>> BEGIN SOURCE MATERIAL

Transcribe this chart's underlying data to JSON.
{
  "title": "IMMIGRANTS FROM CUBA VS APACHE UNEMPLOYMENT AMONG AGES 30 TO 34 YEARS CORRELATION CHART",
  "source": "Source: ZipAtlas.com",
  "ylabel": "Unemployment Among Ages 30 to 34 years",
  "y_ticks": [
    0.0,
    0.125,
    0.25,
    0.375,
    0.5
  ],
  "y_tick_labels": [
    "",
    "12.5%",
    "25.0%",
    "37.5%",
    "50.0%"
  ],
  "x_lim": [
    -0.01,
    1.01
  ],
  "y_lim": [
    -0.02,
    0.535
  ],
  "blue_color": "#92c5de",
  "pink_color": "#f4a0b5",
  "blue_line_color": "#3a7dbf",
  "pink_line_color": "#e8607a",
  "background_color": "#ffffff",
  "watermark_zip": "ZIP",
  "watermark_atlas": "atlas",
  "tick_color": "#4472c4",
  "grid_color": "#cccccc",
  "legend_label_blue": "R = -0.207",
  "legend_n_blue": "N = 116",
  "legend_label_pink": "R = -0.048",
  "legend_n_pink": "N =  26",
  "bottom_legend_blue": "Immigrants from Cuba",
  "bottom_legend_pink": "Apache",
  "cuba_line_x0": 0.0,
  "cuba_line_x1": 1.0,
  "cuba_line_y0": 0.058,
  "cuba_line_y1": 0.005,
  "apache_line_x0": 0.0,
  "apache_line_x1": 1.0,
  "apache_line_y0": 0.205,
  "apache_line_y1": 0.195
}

>> END SOURCE MATERIAL
>> BEGIN SOURCE MATERIAL

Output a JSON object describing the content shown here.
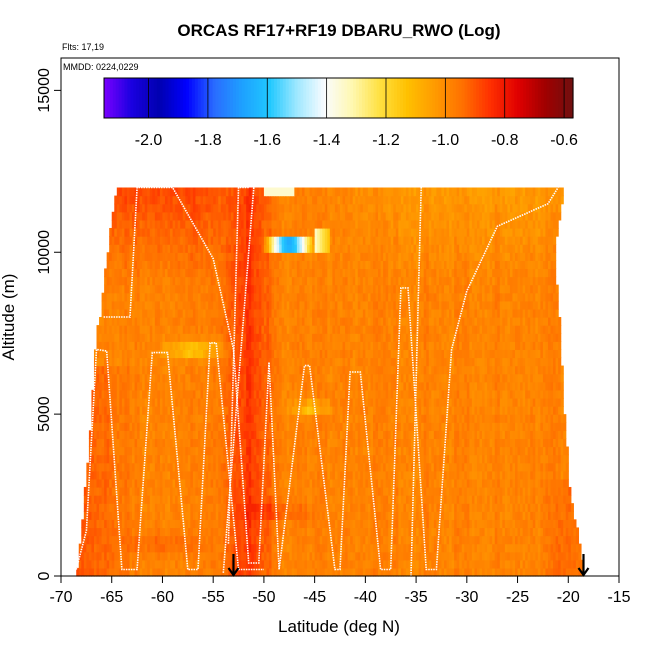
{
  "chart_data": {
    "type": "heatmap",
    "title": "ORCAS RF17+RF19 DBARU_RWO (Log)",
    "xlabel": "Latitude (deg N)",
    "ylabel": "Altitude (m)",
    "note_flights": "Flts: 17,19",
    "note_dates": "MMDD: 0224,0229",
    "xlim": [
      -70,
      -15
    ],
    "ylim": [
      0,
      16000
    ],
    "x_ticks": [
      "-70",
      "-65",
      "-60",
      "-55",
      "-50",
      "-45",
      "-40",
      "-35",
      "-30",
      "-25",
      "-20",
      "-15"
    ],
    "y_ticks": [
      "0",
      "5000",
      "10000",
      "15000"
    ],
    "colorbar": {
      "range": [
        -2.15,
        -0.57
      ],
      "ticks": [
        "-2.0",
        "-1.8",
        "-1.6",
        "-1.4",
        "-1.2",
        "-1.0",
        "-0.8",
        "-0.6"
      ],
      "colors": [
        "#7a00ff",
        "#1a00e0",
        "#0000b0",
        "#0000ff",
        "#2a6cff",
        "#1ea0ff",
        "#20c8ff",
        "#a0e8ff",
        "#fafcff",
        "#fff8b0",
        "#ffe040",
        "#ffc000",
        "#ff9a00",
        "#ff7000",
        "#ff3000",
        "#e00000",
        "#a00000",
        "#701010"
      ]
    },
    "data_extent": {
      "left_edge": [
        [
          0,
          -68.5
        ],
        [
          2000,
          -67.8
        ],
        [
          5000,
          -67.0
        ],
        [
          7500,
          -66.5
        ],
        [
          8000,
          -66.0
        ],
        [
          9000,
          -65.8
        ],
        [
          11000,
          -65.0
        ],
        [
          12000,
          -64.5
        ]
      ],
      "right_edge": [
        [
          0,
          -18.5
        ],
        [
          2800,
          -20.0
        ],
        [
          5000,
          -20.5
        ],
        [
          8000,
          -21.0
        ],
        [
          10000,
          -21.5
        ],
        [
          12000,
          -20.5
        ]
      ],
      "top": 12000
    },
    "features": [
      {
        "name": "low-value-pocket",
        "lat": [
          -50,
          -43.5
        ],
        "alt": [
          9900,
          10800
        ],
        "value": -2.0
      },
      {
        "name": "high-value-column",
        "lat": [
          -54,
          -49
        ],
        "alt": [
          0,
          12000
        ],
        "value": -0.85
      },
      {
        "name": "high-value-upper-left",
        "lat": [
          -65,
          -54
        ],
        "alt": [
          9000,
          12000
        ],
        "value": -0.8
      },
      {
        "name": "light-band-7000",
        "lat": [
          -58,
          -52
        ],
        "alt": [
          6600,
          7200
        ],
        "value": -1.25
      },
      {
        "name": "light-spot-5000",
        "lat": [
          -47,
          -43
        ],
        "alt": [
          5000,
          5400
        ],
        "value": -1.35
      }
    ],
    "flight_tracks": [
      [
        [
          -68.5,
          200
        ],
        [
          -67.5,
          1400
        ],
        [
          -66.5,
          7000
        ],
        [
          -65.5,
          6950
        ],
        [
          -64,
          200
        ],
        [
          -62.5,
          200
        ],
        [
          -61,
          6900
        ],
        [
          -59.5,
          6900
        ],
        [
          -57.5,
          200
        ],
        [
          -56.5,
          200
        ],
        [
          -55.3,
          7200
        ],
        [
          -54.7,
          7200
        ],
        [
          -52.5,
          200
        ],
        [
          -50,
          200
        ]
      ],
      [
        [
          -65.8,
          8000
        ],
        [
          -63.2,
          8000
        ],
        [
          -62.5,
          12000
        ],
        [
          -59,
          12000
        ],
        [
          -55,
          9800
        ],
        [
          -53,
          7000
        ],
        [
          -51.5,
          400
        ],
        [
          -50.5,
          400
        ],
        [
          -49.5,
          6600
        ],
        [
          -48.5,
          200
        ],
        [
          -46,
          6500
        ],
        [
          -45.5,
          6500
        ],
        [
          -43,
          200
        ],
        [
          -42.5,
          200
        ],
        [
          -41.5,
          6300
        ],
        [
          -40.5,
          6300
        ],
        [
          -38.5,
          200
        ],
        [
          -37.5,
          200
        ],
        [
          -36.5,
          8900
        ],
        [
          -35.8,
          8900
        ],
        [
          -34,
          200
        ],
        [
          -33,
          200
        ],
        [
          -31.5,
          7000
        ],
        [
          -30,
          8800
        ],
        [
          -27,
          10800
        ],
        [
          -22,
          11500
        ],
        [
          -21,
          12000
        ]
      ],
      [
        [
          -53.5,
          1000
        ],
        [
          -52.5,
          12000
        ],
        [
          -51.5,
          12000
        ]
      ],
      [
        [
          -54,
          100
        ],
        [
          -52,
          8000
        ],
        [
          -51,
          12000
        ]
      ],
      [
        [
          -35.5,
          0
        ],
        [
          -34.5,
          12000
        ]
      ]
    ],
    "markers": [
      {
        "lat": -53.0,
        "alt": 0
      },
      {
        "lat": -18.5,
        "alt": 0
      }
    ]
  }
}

>> END SOURCE MATERIAL
>> BEGIN SOURCE MATERIAL

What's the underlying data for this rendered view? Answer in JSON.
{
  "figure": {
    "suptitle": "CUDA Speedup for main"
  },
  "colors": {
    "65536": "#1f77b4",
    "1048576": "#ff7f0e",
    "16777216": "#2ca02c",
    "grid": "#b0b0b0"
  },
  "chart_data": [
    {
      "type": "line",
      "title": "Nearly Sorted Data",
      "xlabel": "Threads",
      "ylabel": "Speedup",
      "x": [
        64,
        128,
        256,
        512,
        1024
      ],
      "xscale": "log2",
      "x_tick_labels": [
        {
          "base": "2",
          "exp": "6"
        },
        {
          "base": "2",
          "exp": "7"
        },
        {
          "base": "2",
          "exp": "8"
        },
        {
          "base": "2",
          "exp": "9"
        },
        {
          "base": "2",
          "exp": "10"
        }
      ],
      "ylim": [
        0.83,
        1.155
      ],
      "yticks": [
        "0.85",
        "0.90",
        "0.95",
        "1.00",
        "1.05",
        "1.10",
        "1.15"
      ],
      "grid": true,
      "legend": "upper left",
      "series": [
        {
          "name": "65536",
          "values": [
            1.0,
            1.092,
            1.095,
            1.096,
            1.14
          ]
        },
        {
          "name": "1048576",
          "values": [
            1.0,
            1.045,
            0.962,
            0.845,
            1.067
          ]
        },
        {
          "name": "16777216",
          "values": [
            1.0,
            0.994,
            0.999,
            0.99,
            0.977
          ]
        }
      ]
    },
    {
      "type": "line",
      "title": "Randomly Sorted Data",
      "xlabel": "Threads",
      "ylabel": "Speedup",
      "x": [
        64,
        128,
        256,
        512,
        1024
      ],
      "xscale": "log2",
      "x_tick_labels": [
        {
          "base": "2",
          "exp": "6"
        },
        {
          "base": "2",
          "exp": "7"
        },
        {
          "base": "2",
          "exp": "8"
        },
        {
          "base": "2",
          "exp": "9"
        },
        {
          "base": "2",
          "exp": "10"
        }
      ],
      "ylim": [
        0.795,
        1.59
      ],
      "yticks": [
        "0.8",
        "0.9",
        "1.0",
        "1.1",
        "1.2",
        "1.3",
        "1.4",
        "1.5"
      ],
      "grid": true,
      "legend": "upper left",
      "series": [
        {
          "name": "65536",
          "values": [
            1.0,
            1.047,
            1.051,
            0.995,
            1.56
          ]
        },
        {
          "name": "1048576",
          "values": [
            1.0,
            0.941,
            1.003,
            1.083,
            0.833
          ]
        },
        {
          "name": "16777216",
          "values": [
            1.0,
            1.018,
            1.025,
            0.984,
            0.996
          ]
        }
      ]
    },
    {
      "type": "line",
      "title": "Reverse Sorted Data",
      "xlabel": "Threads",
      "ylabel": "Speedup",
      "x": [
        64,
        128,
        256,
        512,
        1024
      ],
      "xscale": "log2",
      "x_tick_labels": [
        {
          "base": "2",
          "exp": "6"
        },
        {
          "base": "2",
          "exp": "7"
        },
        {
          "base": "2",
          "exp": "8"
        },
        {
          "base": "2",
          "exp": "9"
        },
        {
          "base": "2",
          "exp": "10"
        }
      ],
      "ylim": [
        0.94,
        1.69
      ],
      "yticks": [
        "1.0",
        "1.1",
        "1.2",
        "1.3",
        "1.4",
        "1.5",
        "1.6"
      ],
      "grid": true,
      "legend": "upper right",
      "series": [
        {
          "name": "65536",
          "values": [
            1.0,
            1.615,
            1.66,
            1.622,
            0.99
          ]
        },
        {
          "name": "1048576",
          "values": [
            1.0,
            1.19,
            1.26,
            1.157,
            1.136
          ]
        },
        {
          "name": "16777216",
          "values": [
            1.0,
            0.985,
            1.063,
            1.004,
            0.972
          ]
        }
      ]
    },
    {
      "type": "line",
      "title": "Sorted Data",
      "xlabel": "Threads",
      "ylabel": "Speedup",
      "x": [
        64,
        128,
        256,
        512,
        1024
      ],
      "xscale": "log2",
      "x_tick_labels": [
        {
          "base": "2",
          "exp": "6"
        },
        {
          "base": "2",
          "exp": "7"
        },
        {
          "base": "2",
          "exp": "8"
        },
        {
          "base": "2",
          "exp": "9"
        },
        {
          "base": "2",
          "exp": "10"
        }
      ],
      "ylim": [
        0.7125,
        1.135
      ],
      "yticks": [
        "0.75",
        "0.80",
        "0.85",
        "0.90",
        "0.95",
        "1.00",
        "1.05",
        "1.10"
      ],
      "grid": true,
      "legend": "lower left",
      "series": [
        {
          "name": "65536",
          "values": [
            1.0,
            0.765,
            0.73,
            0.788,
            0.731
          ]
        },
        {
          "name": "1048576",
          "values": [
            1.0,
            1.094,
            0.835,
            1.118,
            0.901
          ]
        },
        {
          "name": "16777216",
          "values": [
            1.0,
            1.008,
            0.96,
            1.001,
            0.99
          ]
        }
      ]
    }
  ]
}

>> END SOURCE MATERIAL

■ **PROBLEM REQUIREMENTS**
Pull out each line containing the word "upper" and copy it.

■ **OUTPUT OF THE EXERCISE**
        "name": "high-value-upper-left",
      "legend": "upper left",
      "legend": "upper left",
      "legend": "upper right",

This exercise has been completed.